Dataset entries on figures
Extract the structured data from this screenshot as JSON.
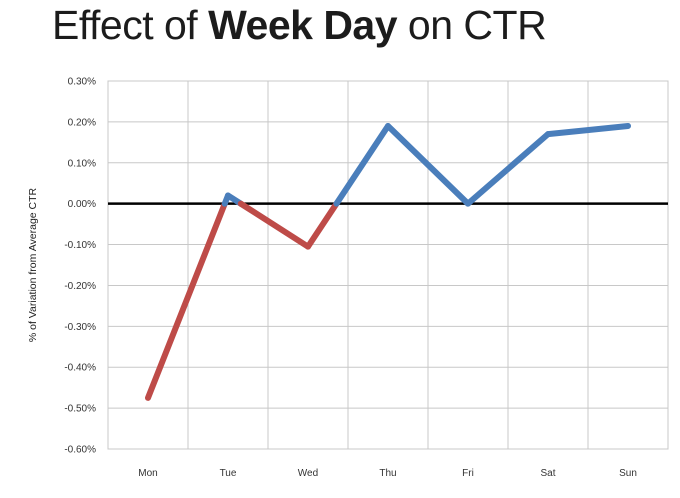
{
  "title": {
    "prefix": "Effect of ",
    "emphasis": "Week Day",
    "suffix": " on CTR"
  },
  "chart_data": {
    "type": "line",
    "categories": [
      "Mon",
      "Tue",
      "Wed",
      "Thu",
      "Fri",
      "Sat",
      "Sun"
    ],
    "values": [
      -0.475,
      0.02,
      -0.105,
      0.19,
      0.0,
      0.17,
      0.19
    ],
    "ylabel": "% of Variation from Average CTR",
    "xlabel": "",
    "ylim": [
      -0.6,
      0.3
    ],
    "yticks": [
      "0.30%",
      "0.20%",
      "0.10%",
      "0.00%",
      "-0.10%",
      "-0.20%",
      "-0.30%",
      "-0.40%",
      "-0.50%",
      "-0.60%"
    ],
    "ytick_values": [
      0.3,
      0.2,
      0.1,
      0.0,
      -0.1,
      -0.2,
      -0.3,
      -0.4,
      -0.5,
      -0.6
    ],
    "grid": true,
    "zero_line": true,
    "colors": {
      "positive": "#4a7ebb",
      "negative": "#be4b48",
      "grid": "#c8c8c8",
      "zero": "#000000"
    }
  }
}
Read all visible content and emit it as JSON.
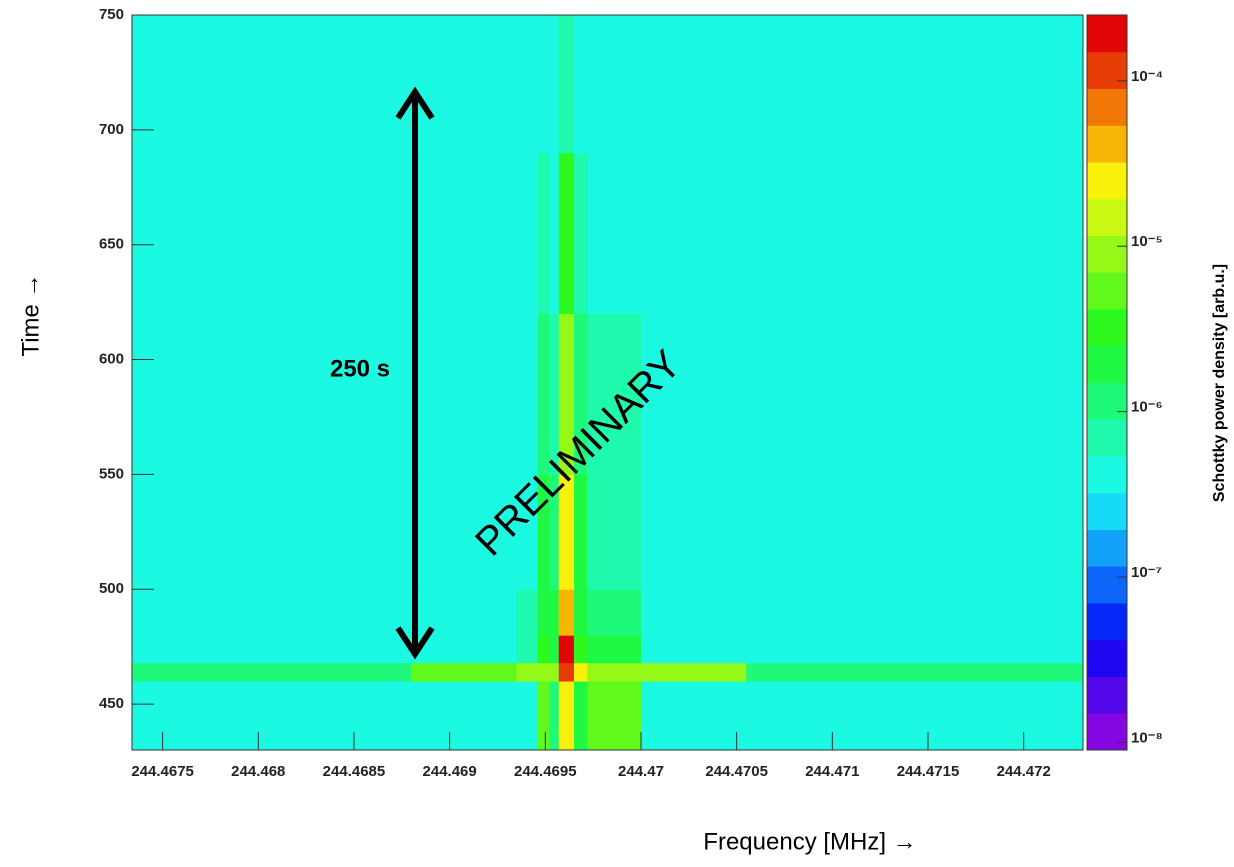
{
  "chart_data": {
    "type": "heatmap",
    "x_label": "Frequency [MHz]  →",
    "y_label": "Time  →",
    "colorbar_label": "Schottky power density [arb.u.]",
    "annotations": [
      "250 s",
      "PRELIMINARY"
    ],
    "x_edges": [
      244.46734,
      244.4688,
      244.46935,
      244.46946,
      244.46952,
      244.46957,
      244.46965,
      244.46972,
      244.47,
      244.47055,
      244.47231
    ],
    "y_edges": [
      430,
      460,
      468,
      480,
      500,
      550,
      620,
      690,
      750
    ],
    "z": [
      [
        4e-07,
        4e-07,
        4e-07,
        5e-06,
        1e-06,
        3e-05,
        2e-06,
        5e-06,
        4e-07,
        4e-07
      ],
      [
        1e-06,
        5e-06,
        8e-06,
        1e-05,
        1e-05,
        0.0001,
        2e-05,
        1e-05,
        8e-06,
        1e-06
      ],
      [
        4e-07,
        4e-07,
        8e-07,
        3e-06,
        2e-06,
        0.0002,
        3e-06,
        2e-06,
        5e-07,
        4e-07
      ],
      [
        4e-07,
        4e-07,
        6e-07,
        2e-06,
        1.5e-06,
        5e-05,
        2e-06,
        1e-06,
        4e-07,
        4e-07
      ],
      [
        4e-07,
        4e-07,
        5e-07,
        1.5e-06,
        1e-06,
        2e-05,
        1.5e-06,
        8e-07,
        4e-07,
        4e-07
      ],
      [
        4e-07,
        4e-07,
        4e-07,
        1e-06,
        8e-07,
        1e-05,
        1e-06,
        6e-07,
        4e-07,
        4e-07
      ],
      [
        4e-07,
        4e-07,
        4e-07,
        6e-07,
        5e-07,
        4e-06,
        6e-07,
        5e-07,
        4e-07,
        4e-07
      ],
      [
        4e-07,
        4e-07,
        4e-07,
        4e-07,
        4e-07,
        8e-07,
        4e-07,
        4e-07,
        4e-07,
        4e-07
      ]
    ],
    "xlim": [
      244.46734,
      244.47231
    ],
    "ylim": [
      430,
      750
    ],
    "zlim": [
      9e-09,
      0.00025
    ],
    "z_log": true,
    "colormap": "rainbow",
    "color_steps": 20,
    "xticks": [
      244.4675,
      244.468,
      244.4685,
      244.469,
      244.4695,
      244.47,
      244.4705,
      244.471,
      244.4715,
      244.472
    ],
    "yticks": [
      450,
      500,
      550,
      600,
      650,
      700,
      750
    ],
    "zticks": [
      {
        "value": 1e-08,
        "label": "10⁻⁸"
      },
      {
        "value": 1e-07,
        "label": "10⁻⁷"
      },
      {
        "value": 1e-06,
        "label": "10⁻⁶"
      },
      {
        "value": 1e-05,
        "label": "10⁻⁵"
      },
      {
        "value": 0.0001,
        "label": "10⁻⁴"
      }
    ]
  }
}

== Aim ==
Gather from the data above every line with the string "JSON".

== Answer in full ==
Extract the structured data from this screenshot as JSON.
Read all visible content and emit it as JSON.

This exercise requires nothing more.